* START *
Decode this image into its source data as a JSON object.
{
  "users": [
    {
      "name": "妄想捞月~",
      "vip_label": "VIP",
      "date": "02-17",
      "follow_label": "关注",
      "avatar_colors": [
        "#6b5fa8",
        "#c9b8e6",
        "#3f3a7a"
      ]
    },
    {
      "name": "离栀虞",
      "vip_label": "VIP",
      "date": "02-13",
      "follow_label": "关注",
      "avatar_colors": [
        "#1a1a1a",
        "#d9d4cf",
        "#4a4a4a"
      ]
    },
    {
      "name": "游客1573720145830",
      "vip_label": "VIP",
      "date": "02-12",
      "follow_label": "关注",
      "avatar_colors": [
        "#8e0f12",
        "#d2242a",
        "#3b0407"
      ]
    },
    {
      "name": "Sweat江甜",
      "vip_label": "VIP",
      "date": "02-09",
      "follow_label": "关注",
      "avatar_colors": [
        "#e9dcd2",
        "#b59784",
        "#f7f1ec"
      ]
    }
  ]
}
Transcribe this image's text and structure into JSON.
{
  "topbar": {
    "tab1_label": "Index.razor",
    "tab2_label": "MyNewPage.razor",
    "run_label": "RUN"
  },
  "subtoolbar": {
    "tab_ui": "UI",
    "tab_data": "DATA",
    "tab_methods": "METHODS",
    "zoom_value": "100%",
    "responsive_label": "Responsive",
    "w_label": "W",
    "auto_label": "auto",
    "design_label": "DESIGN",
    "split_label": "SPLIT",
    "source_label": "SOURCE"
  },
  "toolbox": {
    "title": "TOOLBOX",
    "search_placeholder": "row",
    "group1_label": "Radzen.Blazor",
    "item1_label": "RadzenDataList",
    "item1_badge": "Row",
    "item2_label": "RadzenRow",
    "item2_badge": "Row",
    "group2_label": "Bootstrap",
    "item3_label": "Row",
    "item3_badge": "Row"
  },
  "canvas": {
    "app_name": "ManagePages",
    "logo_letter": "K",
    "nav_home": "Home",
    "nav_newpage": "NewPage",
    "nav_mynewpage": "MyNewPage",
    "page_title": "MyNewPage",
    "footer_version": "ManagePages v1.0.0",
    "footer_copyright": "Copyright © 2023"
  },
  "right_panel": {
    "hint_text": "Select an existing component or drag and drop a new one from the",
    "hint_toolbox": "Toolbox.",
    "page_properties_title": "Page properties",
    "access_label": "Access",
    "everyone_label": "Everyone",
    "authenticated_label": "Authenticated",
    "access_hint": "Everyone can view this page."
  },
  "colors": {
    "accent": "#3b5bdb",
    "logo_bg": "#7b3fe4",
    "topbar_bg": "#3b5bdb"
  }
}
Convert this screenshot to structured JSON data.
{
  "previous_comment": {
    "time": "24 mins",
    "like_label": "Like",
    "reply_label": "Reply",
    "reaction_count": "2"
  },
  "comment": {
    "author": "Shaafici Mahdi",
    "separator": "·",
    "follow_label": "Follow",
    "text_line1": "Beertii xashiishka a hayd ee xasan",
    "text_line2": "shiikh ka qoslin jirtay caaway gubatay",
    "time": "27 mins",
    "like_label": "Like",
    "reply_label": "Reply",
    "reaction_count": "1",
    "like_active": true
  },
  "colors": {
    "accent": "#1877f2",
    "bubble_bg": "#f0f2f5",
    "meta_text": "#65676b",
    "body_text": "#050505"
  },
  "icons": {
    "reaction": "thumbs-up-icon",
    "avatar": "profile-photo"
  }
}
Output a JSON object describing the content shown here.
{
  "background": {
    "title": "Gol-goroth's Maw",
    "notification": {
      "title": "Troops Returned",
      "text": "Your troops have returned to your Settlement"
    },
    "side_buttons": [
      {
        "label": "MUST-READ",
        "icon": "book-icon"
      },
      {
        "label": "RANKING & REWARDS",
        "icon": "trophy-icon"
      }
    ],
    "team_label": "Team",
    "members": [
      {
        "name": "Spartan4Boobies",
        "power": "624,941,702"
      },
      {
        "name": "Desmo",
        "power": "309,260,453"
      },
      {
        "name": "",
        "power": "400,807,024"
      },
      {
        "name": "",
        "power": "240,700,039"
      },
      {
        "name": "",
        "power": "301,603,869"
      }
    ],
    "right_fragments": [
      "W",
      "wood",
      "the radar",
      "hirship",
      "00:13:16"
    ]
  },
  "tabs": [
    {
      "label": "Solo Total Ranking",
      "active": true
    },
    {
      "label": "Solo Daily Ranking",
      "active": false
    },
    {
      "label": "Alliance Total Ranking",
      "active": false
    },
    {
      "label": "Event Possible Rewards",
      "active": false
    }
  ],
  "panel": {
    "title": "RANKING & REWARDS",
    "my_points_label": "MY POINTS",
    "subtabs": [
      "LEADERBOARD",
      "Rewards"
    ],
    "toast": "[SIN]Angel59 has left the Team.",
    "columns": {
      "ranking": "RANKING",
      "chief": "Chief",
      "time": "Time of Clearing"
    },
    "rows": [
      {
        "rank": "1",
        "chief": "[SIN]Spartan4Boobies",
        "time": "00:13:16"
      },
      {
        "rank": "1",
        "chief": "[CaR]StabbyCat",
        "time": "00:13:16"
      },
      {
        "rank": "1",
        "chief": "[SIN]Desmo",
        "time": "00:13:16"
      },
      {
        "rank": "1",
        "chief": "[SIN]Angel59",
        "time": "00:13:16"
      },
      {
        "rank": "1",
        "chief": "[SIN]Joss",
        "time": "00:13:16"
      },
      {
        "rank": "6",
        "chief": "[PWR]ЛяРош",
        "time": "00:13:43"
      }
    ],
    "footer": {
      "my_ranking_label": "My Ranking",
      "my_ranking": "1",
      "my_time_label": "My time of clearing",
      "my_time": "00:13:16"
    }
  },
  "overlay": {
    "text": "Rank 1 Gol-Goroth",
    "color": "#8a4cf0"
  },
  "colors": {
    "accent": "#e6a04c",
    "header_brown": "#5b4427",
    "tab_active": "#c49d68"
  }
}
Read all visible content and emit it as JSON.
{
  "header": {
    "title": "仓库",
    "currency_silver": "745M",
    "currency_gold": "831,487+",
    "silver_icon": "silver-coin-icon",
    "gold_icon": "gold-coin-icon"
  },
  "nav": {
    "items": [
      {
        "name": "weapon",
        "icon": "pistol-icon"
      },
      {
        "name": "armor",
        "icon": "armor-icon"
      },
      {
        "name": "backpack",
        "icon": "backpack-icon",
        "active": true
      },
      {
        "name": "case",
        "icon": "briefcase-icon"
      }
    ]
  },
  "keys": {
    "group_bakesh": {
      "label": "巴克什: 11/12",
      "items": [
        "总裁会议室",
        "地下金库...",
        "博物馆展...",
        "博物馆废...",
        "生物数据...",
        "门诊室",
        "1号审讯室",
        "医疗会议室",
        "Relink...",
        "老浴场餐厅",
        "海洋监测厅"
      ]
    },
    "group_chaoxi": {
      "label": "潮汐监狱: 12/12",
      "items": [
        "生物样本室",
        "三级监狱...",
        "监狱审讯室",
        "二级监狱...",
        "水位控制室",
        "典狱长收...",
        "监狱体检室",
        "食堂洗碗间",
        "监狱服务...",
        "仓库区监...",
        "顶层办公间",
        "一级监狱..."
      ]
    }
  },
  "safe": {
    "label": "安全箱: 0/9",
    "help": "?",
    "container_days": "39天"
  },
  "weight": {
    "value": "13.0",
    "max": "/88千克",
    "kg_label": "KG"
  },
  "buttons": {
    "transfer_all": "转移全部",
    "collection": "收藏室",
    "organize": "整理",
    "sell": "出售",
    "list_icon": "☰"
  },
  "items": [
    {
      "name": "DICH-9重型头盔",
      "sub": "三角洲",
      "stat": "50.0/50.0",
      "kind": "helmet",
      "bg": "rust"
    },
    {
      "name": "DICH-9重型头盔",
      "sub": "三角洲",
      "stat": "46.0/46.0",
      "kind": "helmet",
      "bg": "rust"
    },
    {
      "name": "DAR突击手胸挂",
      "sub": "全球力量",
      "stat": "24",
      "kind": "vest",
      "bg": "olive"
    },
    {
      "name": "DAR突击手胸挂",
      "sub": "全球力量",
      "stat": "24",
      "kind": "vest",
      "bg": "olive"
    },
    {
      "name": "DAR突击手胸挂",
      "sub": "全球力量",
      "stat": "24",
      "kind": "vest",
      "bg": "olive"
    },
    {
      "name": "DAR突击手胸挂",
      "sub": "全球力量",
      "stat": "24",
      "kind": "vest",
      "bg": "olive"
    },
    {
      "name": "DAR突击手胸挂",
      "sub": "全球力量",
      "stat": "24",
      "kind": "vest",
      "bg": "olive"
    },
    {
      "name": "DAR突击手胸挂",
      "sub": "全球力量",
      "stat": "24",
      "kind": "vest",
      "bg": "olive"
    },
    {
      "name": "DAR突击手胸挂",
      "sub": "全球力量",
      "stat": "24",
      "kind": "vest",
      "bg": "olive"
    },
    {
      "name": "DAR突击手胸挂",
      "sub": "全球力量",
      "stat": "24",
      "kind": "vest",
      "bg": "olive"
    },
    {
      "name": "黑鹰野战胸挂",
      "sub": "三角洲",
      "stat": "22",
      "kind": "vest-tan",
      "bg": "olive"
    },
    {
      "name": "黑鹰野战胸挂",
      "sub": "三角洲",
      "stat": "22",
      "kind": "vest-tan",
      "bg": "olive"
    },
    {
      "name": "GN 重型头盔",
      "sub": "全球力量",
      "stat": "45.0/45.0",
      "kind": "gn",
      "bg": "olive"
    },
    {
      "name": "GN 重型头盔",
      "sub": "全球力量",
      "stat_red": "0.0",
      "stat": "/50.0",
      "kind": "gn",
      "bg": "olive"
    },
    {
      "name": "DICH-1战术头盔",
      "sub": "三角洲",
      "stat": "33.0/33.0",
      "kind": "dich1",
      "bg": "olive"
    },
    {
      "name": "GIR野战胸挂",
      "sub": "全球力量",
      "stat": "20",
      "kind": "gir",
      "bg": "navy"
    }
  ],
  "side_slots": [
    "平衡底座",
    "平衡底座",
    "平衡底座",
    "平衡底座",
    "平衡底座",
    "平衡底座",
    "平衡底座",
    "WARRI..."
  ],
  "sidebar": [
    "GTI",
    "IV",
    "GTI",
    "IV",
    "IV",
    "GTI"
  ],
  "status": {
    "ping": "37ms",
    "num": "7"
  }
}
* END *
Task: Return only the number of lines in the data above that include the word "this".

Reply to the exercise: 4